:: Goal ::
Please retype the records below exactly, leaving out any pictures.
-- start Records provided --
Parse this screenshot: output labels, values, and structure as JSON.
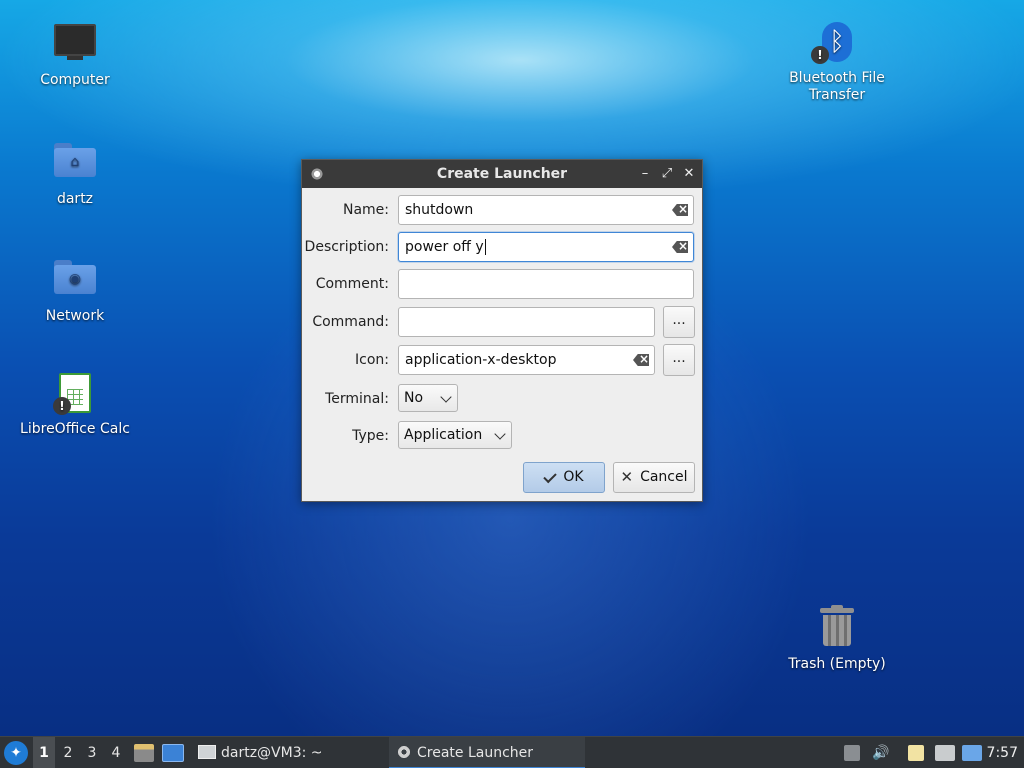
{
  "desktop": {
    "icons": [
      {
        "label": "Computer",
        "icon": "computer-icon"
      },
      {
        "label": "dartz",
        "icon": "home-folder-icon"
      },
      {
        "label": "Network",
        "icon": "network-folder-icon"
      },
      {
        "label": "LibreOffice Calc",
        "icon": "spreadsheet-icon"
      },
      {
        "label": "Bluetooth File Transfer",
        "icon": "bluetooth-icon"
      },
      {
        "label": "Trash (Empty)",
        "icon": "trash-icon"
      }
    ],
    "home_glyph": "⌂",
    "network_glyph": "◉",
    "warn_glyph": "!",
    "bluetooth_glyph": "ᛒ"
  },
  "dialog": {
    "title": "Create Launcher",
    "controls": {
      "minimize": "–",
      "maximize": "⤢",
      "close": "✕"
    },
    "labels": {
      "name": "Name:",
      "description": "Description:",
      "comment": "Comment:",
      "command": "Command:",
      "icon": "Icon:",
      "terminal": "Terminal:",
      "type": "Type:"
    },
    "values": {
      "name": "shutdown",
      "description": "power off y",
      "comment": "",
      "command": "",
      "icon": "application-x-desktop",
      "terminal": "No",
      "type": "Application"
    },
    "browse_label": "...",
    "ok_label": "OK",
    "cancel_label": "Cancel",
    "cancel_glyph": "✕"
  },
  "taskbar": {
    "start_glyph": "✦",
    "workspaces": [
      "1",
      "2",
      "3",
      "4"
    ],
    "active_workspace": "1",
    "tasks": [
      {
        "label": "dartz@VM3: ~",
        "active": false
      },
      {
        "label": "Create Launcher",
        "active": true
      }
    ],
    "volume_glyph": "🔊",
    "clock": "7:57"
  },
  "colors": {
    "accent": "#3f86d6",
    "titlebar": "#3a3a3a",
    "taskbar": "#2f3337"
  }
}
-- end Records provided --
:: Full response ::
Parse this screenshot: output labels, values, and structure as JSON.
{
  "desktop": {
    "icons": [
      {
        "label": "Computer",
        "icon": "computer-icon"
      },
      {
        "label": "dartz",
        "icon": "home-folder-icon"
      },
      {
        "label": "Network",
        "icon": "network-folder-icon"
      },
      {
        "label": "LibreOffice Calc",
        "icon": "spreadsheet-icon"
      },
      {
        "label": "Bluetooth File Transfer",
        "icon": "bluetooth-icon"
      },
      {
        "label": "Trash (Empty)",
        "icon": "trash-icon"
      }
    ],
    "home_glyph": "⌂",
    "network_glyph": "◉",
    "warn_glyph": "!",
    "bluetooth_glyph": "ᛒ"
  },
  "dialog": {
    "title": "Create Launcher",
    "controls": {
      "minimize": "–",
      "maximize": "⤢",
      "close": "✕"
    },
    "labels": {
      "name": "Name:",
      "description": "Description:",
      "comment": "Comment:",
      "command": "Command:",
      "icon": "Icon:",
      "terminal": "Terminal:",
      "type": "Type:"
    },
    "values": {
      "name": "shutdown",
      "description": "power off y",
      "comment": "",
      "command": "",
      "icon": "application-x-desktop",
      "terminal": "No",
      "type": "Application"
    },
    "browse_label": "...",
    "ok_label": "OK",
    "cancel_label": "Cancel",
    "cancel_glyph": "✕"
  },
  "taskbar": {
    "start_glyph": "✦",
    "workspaces": [
      "1",
      "2",
      "3",
      "4"
    ],
    "active_workspace": "1",
    "tasks": [
      {
        "label": "dartz@VM3: ~",
        "active": false
      },
      {
        "label": "Create Launcher",
        "active": true
      }
    ],
    "volume_glyph": "🔊",
    "clock": "7:57"
  },
  "colors": {
    "accent": "#3f86d6",
    "titlebar": "#3a3a3a",
    "taskbar": "#2f3337"
  }
}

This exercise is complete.